• CHALLENGE: In your copy, include every line of the listing below exactly but none of the pictures.

═══ RECORDS TO USE ═══

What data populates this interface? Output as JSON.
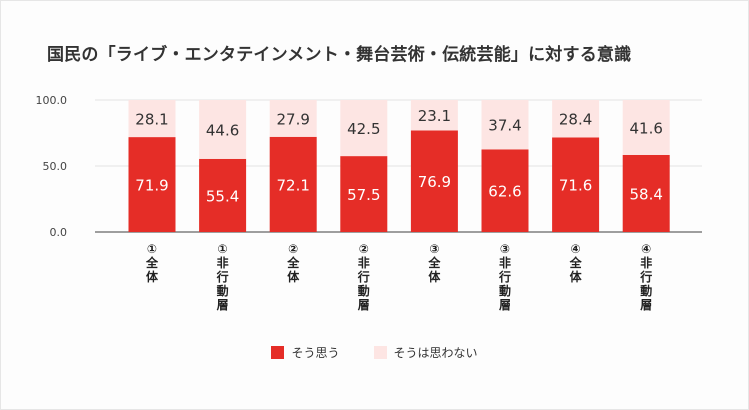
{
  "title": "国民の「ライブ・エンタテインメント・舞台芸術・伝統芸能」に対する意識",
  "chart_data": {
    "type": "bar",
    "stacked": true,
    "categories": [
      "①全体",
      "①非行動層",
      "②全体",
      "②非行動層",
      "③全体",
      "③非行動層",
      "④全体",
      "④非行動層"
    ],
    "series": [
      {
        "name": "そう思う",
        "color": "#e52d27",
        "values": [
          71.9,
          55.4,
          72.1,
          57.5,
          76.9,
          62.6,
          71.6,
          58.4
        ]
      },
      {
        "name": "そうは思わない",
        "color": "#fde5e3",
        "values": [
          28.1,
          44.6,
          27.9,
          42.5,
          23.1,
          37.4,
          28.4,
          41.6
        ]
      }
    ],
    "ylim": [
      0,
      100
    ],
    "yticks": [
      "0.0",
      "50.0",
      "100.0"
    ],
    "grid": true,
    "legend": "bottom-center"
  }
}
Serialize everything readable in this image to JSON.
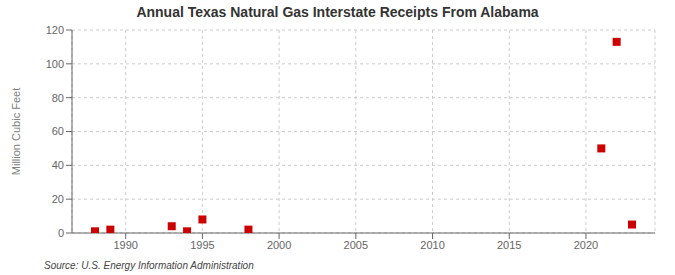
{
  "chart_data": {
    "type": "scatter",
    "title": "Annual Texas Natural Gas Interstate Receipts From Alabama",
    "ylabel": "Million Cubic Feet",
    "source": "Source: U.S. Energy Information Administration",
    "x": [
      1988,
      1989,
      1993,
      1994,
      1995,
      1998,
      2021,
      2022,
      2023
    ],
    "values": [
      1,
      2,
      4,
      1,
      8,
      2,
      50,
      113,
      5
    ],
    "color": "#cc0000",
    "marker": "square",
    "xlim": [
      1986.5,
      2024.5
    ],
    "xticks": [
      1990,
      1995,
      2000,
      2005,
      2010,
      2015,
      2020
    ],
    "ylim": [
      0,
      120
    ],
    "yticks": [
      0,
      20,
      40,
      60,
      80,
      100,
      120
    ],
    "grid": true
  }
}
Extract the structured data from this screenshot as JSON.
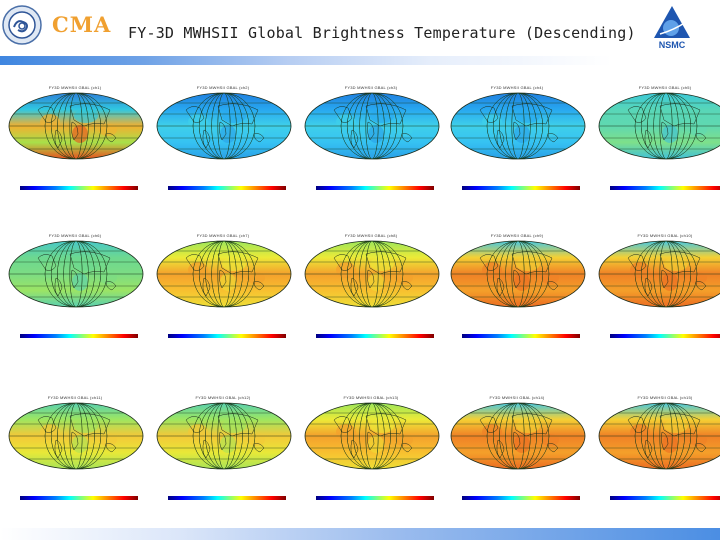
{
  "header": {
    "cma_label": "CMA",
    "title": "FY-3D MWHSII Global Brightness Temperature (Descending)",
    "nsmc_label": "NSMC"
  },
  "colors": {
    "cma_orange": "#f0a030",
    "nsmc_blue": "#1e56b0",
    "bar_blue": "#3f86e0"
  },
  "panels": [
    {
      "row": 0,
      "col": 0,
      "title": "FY3D MWHSII GBAL (ch1)",
      "scheme": "mixed"
    },
    {
      "row": 0,
      "col": 1,
      "title": "FY3D MWHSII GBAL (ch2)",
      "scheme": "blue"
    },
    {
      "row": 0,
      "col": 2,
      "title": "FY3D MWHSII GBAL (ch3)",
      "scheme": "blue"
    },
    {
      "row": 0,
      "col": 3,
      "title": "FY3D MWHSII GBAL (ch4)",
      "scheme": "blue"
    },
    {
      "row": 0,
      "col": 4,
      "title": "FY3D MWHSII GBAL (ch5)",
      "scheme": "cyan-green"
    },
    {
      "row": 1,
      "col": 0,
      "title": "FY3D MWHSII GBAL (ch6)",
      "scheme": "green"
    },
    {
      "row": 1,
      "col": 1,
      "title": "FY3D MWHSII GBAL (ch7)",
      "scheme": "yellow-orange"
    },
    {
      "row": 1,
      "col": 2,
      "title": "FY3D MWHSII GBAL (ch8)",
      "scheme": "yellow-orange"
    },
    {
      "row": 1,
      "col": 3,
      "title": "FY3D MWHSII GBAL (ch9)",
      "scheme": "orange"
    },
    {
      "row": 1,
      "col": 4,
      "title": "FY3D MWHSII GBAL (ch10)",
      "scheme": "orange"
    },
    {
      "row": 2,
      "col": 0,
      "title": "FY3D MWHSII GBAL (ch11)",
      "scheme": "green-yellow"
    },
    {
      "row": 2,
      "col": 1,
      "title": "FY3D MWHSII GBAL (ch12)",
      "scheme": "green-yellow"
    },
    {
      "row": 2,
      "col": 2,
      "title": "FY3D MWHSII GBAL (ch13)",
      "scheme": "yellow-orange"
    },
    {
      "row": 2,
      "col": 3,
      "title": "FY3D MWHSII GBAL (ch14)",
      "scheme": "orange"
    },
    {
      "row": 2,
      "col": 4,
      "title": "FY3D MWHSII GBAL (ch15)",
      "scheme": "orange"
    }
  ],
  "colorbar_ticks": [
    "",
    "",
    "",
    "",
    "",
    "",
    "",
    "",
    ""
  ]
}
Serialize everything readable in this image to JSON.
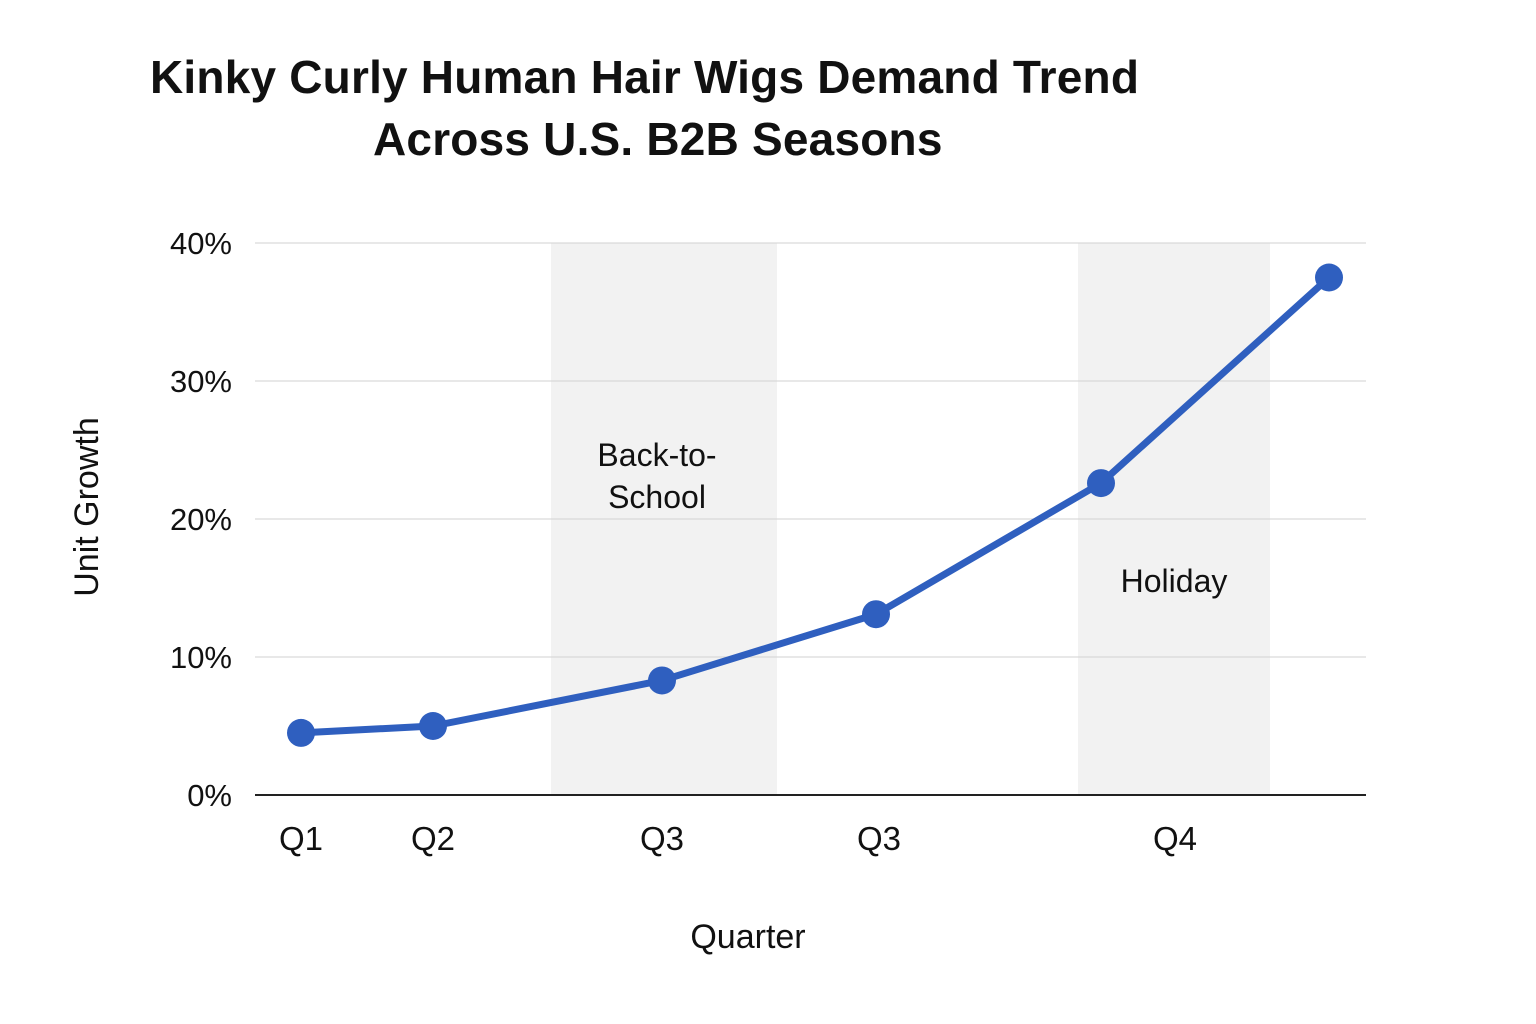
{
  "chart_data": {
    "type": "line",
    "title": [
      "Kinky Curly Human Hair Wigs Demand Trend",
      "Across U.S. B2B Seasons"
    ],
    "xlabel": "Quarter",
    "ylabel": "Unit Growth",
    "ylim": [
      0,
      40
    ],
    "yticks": [
      "0%",
      "10%",
      "20%",
      "30%",
      "40%"
    ],
    "ytick_values": [
      0,
      10,
      20,
      30,
      40
    ],
    "xtick_labels": [
      "Q1",
      "Q2",
      "Q3",
      "Q3",
      "Q4"
    ],
    "grid": true,
    "line_color": "#2f5fbf",
    "band_color": "#f2f2f2",
    "series": [
      {
        "values": [
          4.5,
          5.0,
          8.3,
          13.1,
          22.6,
          37.5
        ]
      }
    ],
    "bands": [
      {
        "label_lines": [
          "Back-to-",
          "School"
        ]
      },
      {
        "label_lines": [
          "Holiday"
        ]
      }
    ]
  }
}
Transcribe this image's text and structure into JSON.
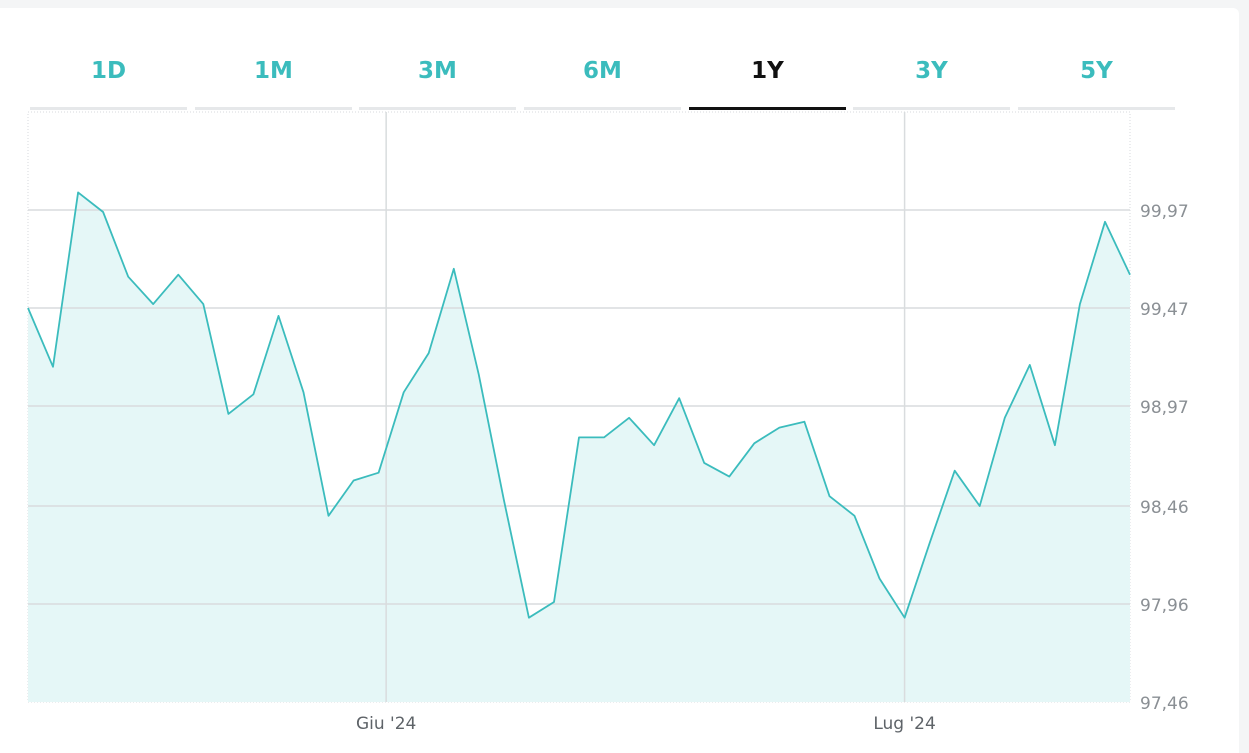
{
  "range_tabs": [
    {
      "label": "1D",
      "active": false
    },
    {
      "label": "1M",
      "active": false
    },
    {
      "label": "3M",
      "active": false
    },
    {
      "label": "6M",
      "active": false
    },
    {
      "label": "1Y",
      "active": true
    },
    {
      "label": "3Y",
      "active": false
    },
    {
      "label": "5Y",
      "active": false
    }
  ],
  "colors": {
    "accent": "#3bbcbd",
    "area_fill": "#e5f7f7",
    "active_tab": "#111111",
    "grid": "#d9dcde"
  },
  "chart_data": {
    "type": "area",
    "title": "",
    "xlabel": "",
    "ylabel": "",
    "ylim": [
      97.46,
      100.47
    ],
    "y_ticks": [
      "99,97",
      "99,47",
      "98,97",
      "98,46",
      "97,96",
      "97,46"
    ],
    "y_tick_values": [
      99.97,
      99.47,
      98.97,
      98.46,
      97.96,
      97.46
    ],
    "x_ticks": [
      {
        "label": "Giu '24",
        "index": 14.3
      },
      {
        "label": "Lug '24",
        "index": 35.0
      }
    ],
    "grid": true,
    "series": [
      {
        "values": [
          99.47,
          99.17,
          100.06,
          99.96,
          99.63,
          99.49,
          99.64,
          99.49,
          98.93,
          99.03,
          99.43,
          99.04,
          98.41,
          98.59,
          98.63,
          99.04,
          99.24,
          99.67,
          99.13,
          98.49,
          97.89,
          97.97,
          98.81,
          98.81,
          98.91,
          98.77,
          99.01,
          98.68,
          98.61,
          98.78,
          98.86,
          98.89,
          98.51,
          98.41,
          98.09,
          97.89,
          98.27,
          98.64,
          98.46,
          98.91,
          99.18,
          98.77,
          99.49,
          99.91,
          99.64
        ]
      }
    ]
  }
}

═══

• OUTPUT FOR THIS EXERCISE:
What data populates this interface? Output as JSON.
{
  "title": "国民の「ライブ・エンタテインメント・舞台芸術・伝統芸能」に対する意識",
  "chart_data": {
    "type": "bar",
    "stacked": true,
    "categories": [
      "①全体",
      "①非行動層",
      "②全体",
      "②非行動層",
      "③全体",
      "③非行動層",
      "④全体",
      "④非行動層"
    ],
    "series": [
      {
        "name": "そう思う",
        "color": "#e52d27",
        "values": [
          71.9,
          55.4,
          72.1,
          57.5,
          76.9,
          62.6,
          71.6,
          58.4
        ]
      },
      {
        "name": "そうは思わない",
        "color": "#fde5e3",
        "values": [
          28.1,
          44.6,
          27.9,
          42.5,
          23.1,
          37.4,
          28.4,
          41.6
        ]
      }
    ],
    "ylim": [
      0,
      100
    ],
    "yticks": [
      "0.0",
      "50.0",
      "100.0"
    ],
    "grid": true,
    "legend": "bottom-center"
  }
}
Serialize everything readable in this image to JSON.
{
  "chart_data": {
    "type": "scatter",
    "title": "Annual Texas Natural Gas Interstate Receipts From Alabama",
    "ylabel": "Million Cubic Feet",
    "source": "Source: U.S. Energy Information Administration",
    "x": [
      1988,
      1989,
      1993,
      1994,
      1995,
      1998,
      2021,
      2022,
      2023
    ],
    "values": [
      1,
      2,
      4,
      1,
      8,
      2,
      50,
      113,
      5
    ],
    "color": "#cc0000",
    "marker": "square",
    "xlim": [
      1986.5,
      2024.5
    ],
    "xticks": [
      1990,
      1995,
      2000,
      2005,
      2010,
      2015,
      2020
    ],
    "ylim": [
      0,
      120
    ],
    "yticks": [
      0,
      20,
      40,
      60,
      80,
      100,
      120
    ],
    "grid": true
  }
}
Extract the structured data from this screenshot as JSON.
{
  "header": {
    "cma_label": "CMA",
    "title": "FY-3D MWHSII Global Brightness Temperature (Descending)",
    "nsmc_label": "NSMC"
  },
  "colors": {
    "cma_orange": "#f0a030",
    "nsmc_blue": "#1e56b0",
    "bar_blue": "#3f86e0"
  },
  "panels": [
    {
      "row": 0,
      "col": 0,
      "title": "FY3D MWHSII GBAL (ch1)",
      "scheme": "mixed"
    },
    {
      "row": 0,
      "col": 1,
      "title": "FY3D MWHSII GBAL (ch2)",
      "scheme": "blue"
    },
    {
      "row": 0,
      "col": 2,
      "title": "FY3D MWHSII GBAL (ch3)",
      "scheme": "blue"
    },
    {
      "row": 0,
      "col": 3,
      "title": "FY3D MWHSII GBAL (ch4)",
      "scheme": "blue"
    },
    {
      "row": 0,
      "col": 4,
      "title": "FY3D MWHSII GBAL (ch5)",
      "scheme": "cyan-green"
    },
    {
      "row": 1,
      "col": 0,
      "title": "FY3D MWHSII GBAL (ch6)",
      "scheme": "green"
    },
    {
      "row": 1,
      "col": 1,
      "title": "FY3D MWHSII GBAL (ch7)",
      "scheme": "yellow-orange"
    },
    {
      "row": 1,
      "col": 2,
      "title": "FY3D MWHSII GBAL (ch8)",
      "scheme": "yellow-orange"
    },
    {
      "row": 1,
      "col": 3,
      "title": "FY3D MWHSII GBAL (ch9)",
      "scheme": "orange"
    },
    {
      "row": 1,
      "col": 4,
      "title": "FY3D MWHSII GBAL (ch10)",
      "scheme": "orange"
    },
    {
      "row": 2,
      "col": 0,
      "title": "FY3D MWHSII GBAL (ch11)",
      "scheme": "green-yellow"
    },
    {
      "row": 2,
      "col": 1,
      "title": "FY3D MWHSII GBAL (ch12)",
      "scheme": "green-yellow"
    },
    {
      "row": 2,
      "col": 2,
      "title": "FY3D MWHSII GBAL (ch13)",
      "scheme": "yellow-orange"
    },
    {
      "row": 2,
      "col": 3,
      "title": "FY3D MWHSII GBAL (ch14)",
      "scheme": "orange"
    },
    {
      "row": 2,
      "col": 4,
      "title": "FY3D MWHSII GBAL (ch15)",
      "scheme": "orange"
    }
  ],
  "colorbar_ticks": [
    "",
    "",
    "",
    "",
    "",
    "",
    "",
    "",
    ""
  ]
}
Serialize everything readable in this image to JSON.
{
  "chart_data": {
    "type": "line",
    "title": [
      "Kinky Curly Human Hair Wigs Demand Trend",
      "Across U.S. B2B Seasons"
    ],
    "xlabel": "Quarter",
    "ylabel": "Unit Growth",
    "ylim": [
      0,
      40
    ],
    "yticks": [
      "0%",
      "10%",
      "20%",
      "30%",
      "40%"
    ],
    "ytick_values": [
      0,
      10,
      20,
      30,
      40
    ],
    "xtick_labels": [
      "Q1",
      "Q2",
      "Q3",
      "Q3",
      "Q4"
    ],
    "grid": true,
    "line_color": "#2f5fbf",
    "band_color": "#f2f2f2",
    "series": [
      {
        "values": [
          4.5,
          5.0,
          8.3,
          13.1,
          22.6,
          37.5
        ]
      }
    ],
    "bands": [
      {
        "label_lines": [
          "Back-to-",
          "School"
        ]
      },
      {
        "label_lines": [
          "Holiday"
        ]
      }
    ]
  }
}
Transcribe this image's text and structure into JSON.
{
  "range_tabs": [
    {
      "label": "1D",
      "active": false
    },
    {
      "label": "1M",
      "active": false
    },
    {
      "label": "3M",
      "active": false
    },
    {
      "label": "6M",
      "active": false
    },
    {
      "label": "1Y",
      "active": true
    },
    {
      "label": "3Y",
      "active": false
    },
    {
      "label": "5Y",
      "active": false
    }
  ],
  "colors": {
    "accent": "#3bbcbd",
    "area_fill": "#e5f7f7",
    "active_tab": "#111111",
    "grid": "#d9dcde"
  },
  "chart_data": {
    "type": "area",
    "title": "",
    "xlabel": "",
    "ylabel": "",
    "ylim": [
      97.46,
      100.47
    ],
    "y_ticks": [
      "99,97",
      "99,47",
      "98,97",
      "98,46",
      "97,96",
      "97,46"
    ],
    "y_tick_values": [
      99.97,
      99.47,
      98.97,
      98.46,
      97.96,
      97.46
    ],
    "x_ticks": [
      {
        "label": "Giu '24",
        "index": 14.3
      },
      {
        "label": "Lug '24",
        "index": 35.0
      }
    ],
    "grid": true,
    "series": [
      {
        "values": [
          99.47,
          99.17,
          100.06,
          99.96,
          99.63,
          99.49,
          99.64,
          99.49,
          98.93,
          99.03,
          99.43,
          99.04,
          98.41,
          98.59,
          98.63,
          99.04,
          99.24,
          99.67,
          99.13,
          98.49,
          97.89,
          97.97,
          98.81,
          98.81,
          98.91,
          98.77,
          99.01,
          98.68,
          98.61,
          98.78,
          98.86,
          98.89,
          98.51,
          98.41,
          98.09,
          97.89,
          98.27,
          98.64,
          98.46,
          98.91,
          99.18,
          98.77,
          99.49,
          99.91,
          99.64
        ]
      }
    ]
  }
}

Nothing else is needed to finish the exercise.